◆ EXERCISE DETAILS ◆
Every record here should be printed again exactly.

◆ DATA IN THIS EXERCISE ◆
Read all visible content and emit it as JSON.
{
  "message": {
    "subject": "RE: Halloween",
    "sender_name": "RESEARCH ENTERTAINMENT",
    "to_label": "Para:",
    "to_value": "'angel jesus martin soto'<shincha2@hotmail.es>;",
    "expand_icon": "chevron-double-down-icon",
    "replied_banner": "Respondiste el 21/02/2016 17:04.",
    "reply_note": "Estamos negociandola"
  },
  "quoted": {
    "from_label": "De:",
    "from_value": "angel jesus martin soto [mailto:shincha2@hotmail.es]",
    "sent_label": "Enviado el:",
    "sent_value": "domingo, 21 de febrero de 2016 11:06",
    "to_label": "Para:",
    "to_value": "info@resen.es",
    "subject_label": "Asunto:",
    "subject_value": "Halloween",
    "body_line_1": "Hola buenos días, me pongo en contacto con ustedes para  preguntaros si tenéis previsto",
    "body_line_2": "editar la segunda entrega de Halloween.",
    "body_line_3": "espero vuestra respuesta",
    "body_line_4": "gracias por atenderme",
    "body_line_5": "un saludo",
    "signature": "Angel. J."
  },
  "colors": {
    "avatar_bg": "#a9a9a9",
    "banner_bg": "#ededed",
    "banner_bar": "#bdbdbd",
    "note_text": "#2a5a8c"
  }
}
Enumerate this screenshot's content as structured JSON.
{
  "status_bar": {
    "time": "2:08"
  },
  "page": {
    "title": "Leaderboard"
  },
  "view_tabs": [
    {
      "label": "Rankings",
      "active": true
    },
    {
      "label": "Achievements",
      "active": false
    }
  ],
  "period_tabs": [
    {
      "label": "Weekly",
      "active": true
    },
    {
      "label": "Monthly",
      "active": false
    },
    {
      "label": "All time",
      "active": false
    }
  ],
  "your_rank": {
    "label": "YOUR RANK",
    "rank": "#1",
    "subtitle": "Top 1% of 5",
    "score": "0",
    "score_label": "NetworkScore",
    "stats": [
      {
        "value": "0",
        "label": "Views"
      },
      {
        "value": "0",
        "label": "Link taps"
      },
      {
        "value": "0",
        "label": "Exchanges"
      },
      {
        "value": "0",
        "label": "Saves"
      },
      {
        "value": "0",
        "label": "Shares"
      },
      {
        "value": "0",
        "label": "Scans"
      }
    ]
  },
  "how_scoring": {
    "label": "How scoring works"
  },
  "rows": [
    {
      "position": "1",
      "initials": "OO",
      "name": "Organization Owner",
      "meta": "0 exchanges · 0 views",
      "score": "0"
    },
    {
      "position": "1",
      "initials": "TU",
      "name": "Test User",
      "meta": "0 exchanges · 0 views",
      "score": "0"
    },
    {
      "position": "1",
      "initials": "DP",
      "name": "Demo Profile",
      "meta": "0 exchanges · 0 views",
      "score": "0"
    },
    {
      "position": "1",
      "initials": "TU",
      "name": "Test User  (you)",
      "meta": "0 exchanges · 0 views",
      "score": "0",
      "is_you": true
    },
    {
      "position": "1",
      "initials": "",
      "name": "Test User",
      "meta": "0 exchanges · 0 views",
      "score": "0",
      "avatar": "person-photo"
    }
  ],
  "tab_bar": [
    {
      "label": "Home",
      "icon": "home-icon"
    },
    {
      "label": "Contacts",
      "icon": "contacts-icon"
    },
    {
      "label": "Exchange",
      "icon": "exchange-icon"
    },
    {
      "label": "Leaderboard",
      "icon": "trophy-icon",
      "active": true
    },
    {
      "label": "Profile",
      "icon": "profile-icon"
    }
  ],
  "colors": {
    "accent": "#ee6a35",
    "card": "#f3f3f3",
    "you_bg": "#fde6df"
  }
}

◆ ANSWER TO THE PROBLEM ◆
Read all visible content and emit it as JSON.
{
  "message": {
    "subject": "RE: Halloween",
    "sender_name": "RESEARCH ENTERTAINMENT",
    "to_label": "Para:",
    "to_value": "'angel jesus martin soto'<shincha2@hotmail.es>;",
    "expand_icon": "chevron-double-down-icon",
    "replied_banner": "Respondiste el 21/02/2016 17:04.",
    "reply_note": "Estamos negociandola"
  },
  "quoted": {
    "from_label": "De:",
    "from_value": "angel jesus martin soto [mailto:shincha2@hotmail.es]",
    "sent_label": "Enviado el:",
    "sent_value": "domingo, 21 de febrero de 2016 11:06",
    "to_label": "Para:",
    "to_value": "info@resen.es",
    "subject_label": "Asunto:",
    "subject_value": "Halloween",
    "body_line_1": "Hola buenos días, me pongo en contacto con ustedes para  preguntaros si tenéis previsto",
    "body_line_2": "editar la segunda entrega de Halloween.",
    "body_line_3": "espero vuestra respuesta",
    "body_line_4": "gracias por atenderme",
    "body_line_5": "un saludo",
    "signature": "Angel. J."
  },
  "colors": {
    "avatar_bg": "#a9a9a9",
    "banner_bg": "#ededed",
    "banner_bar": "#bdbdbd",
    "note_text": "#2a5a8c"
  }
}
Enumerate this screenshot's content as structured JSON.
{
  "status_bar": {
    "time": "2:08"
  },
  "page": {
    "title": "Leaderboard"
  },
  "view_tabs": [
    {
      "label": "Rankings",
      "active": true
    },
    {
      "label": "Achievements",
      "active": false
    }
  ],
  "period_tabs": [
    {
      "label": "Weekly",
      "active": true
    },
    {
      "label": "Monthly",
      "active": false
    },
    {
      "label": "All time",
      "active": false
    }
  ],
  "your_rank": {
    "label": "YOUR RANK",
    "rank": "#1",
    "subtitle": "Top 1% of 5",
    "score": "0",
    "score_label": "NetworkScore",
    "stats": [
      {
        "value": "0",
        "label": "Views"
      },
      {
        "value": "0",
        "label": "Link taps"
      },
      {
        "value": "0",
        "label": "Exchanges"
      },
      {
        "value": "0",
        "label": "Saves"
      },
      {
        "value": "0",
        "label": "Shares"
      },
      {
        "value": "0",
        "label": "Scans"
      }
    ]
  },
  "how_scoring": {
    "label": "How scoring works"
  },
  "rows": [
    {
      "position": "1",
      "initials": "OO",
      "name": "Organization Owner",
      "meta": "0 exchanges · 0 views",
      "score": "0"
    },
    {
      "position": "1",
      "initials": "TU",
      "name": "Test User",
      "meta": "0 exchanges · 0 views",
      "score": "0"
    },
    {
      "position": "1",
      "initials": "DP",
      "name": "Demo Profile",
      "meta": "0 exchanges · 0 views",
      "score": "0"
    },
    {
      "position": "1",
      "initials": "TU",
      "name": "Test User  (you)",
      "meta": "0 exchanges · 0 views",
      "score": "0",
      "is_you": true
    },
    {
      "position": "1",
      "initials": "",
      "name": "Test User",
      "meta": "0 exchanges · 0 views",
      "score": "0",
      "avatar": "person-photo"
    }
  ],
  "tab_bar": [
    {
      "label": "Home",
      "icon": "home-icon"
    },
    {
      "label": "Contacts",
      "icon": "contacts-icon"
    },
    {
      "label": "Exchange",
      "icon": "exchange-icon"
    },
    {
      "label": "Leaderboard",
      "icon": "trophy-icon",
      "active": true
    },
    {
      "label": "Profile",
      "icon": "profile-icon"
    }
  ],
  "colors": {
    "accent": "#ee6a35",
    "card": "#f3f3f3",
    "you_bg": "#fde6df"
  }
}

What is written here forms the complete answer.